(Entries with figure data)
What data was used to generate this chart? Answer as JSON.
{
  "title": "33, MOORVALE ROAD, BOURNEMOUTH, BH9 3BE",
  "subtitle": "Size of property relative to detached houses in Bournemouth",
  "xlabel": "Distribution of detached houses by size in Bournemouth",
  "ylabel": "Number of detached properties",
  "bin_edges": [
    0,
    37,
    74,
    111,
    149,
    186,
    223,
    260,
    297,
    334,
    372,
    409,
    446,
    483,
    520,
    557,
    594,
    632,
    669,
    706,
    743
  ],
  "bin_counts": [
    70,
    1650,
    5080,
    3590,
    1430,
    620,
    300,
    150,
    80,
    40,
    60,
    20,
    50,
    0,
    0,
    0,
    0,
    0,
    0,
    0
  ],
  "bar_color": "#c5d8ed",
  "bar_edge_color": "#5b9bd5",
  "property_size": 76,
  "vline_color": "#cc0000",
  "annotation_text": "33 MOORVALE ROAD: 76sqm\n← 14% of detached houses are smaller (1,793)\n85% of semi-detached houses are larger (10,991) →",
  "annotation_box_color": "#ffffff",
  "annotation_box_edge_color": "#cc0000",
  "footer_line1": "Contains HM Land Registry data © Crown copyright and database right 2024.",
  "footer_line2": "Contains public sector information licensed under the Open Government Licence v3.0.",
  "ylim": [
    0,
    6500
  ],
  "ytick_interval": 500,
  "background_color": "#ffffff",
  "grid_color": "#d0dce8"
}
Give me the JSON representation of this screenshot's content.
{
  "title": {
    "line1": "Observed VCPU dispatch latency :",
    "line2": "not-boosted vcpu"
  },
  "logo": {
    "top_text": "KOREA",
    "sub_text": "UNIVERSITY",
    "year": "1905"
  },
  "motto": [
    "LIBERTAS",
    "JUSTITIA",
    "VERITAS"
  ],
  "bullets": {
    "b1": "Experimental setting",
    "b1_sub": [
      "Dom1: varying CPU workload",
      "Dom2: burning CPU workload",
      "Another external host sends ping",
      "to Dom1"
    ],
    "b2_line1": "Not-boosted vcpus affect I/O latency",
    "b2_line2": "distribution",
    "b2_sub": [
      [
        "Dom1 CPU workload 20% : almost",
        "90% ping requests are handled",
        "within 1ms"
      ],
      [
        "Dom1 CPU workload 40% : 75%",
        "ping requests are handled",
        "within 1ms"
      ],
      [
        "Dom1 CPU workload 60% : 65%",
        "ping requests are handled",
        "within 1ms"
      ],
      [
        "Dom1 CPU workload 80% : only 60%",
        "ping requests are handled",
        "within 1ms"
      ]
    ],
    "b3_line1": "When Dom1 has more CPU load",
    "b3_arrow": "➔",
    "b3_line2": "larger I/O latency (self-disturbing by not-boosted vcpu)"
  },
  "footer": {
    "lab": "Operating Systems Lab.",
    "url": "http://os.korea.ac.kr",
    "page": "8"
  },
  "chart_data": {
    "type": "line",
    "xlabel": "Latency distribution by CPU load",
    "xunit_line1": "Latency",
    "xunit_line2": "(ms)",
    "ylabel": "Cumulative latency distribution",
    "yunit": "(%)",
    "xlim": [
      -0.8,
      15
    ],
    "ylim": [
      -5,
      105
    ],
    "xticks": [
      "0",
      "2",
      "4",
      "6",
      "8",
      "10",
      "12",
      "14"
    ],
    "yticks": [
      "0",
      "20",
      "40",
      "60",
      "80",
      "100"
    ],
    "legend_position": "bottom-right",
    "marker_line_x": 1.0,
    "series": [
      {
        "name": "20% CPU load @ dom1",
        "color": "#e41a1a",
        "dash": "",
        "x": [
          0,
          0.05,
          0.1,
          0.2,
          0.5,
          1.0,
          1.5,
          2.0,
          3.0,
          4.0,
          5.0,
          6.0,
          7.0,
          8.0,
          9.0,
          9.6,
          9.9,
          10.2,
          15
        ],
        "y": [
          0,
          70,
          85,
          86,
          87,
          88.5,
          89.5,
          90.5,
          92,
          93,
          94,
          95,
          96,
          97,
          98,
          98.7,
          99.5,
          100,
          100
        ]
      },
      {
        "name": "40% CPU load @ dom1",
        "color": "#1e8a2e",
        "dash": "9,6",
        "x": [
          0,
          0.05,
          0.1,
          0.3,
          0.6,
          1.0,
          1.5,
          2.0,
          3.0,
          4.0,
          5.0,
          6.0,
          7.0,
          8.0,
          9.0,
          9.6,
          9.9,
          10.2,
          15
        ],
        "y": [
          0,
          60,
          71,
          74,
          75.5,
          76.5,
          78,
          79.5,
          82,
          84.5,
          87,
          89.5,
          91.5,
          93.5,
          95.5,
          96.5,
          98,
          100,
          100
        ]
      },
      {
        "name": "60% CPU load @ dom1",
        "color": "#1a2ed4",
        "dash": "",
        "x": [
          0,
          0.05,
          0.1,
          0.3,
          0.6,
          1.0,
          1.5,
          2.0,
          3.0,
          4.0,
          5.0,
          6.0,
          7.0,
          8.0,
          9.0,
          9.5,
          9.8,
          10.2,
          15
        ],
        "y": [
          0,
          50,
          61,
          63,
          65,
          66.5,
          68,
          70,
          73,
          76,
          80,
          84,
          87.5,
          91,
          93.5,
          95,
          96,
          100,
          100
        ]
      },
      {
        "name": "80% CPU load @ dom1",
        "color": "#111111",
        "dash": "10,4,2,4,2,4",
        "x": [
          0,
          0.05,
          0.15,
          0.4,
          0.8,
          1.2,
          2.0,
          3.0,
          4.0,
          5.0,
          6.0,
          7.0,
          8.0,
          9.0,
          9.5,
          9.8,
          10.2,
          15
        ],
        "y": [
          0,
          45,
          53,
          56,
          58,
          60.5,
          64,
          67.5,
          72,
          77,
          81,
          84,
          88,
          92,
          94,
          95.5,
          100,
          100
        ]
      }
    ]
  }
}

> _What to do_:
Identify the lines above with the word "xlabel". Copy them.

> _Worked answer_:
  "xlabel": "Distribution of detached houses by size in Bournemouth",
    "xlabel": "Latency distribution by CPU load",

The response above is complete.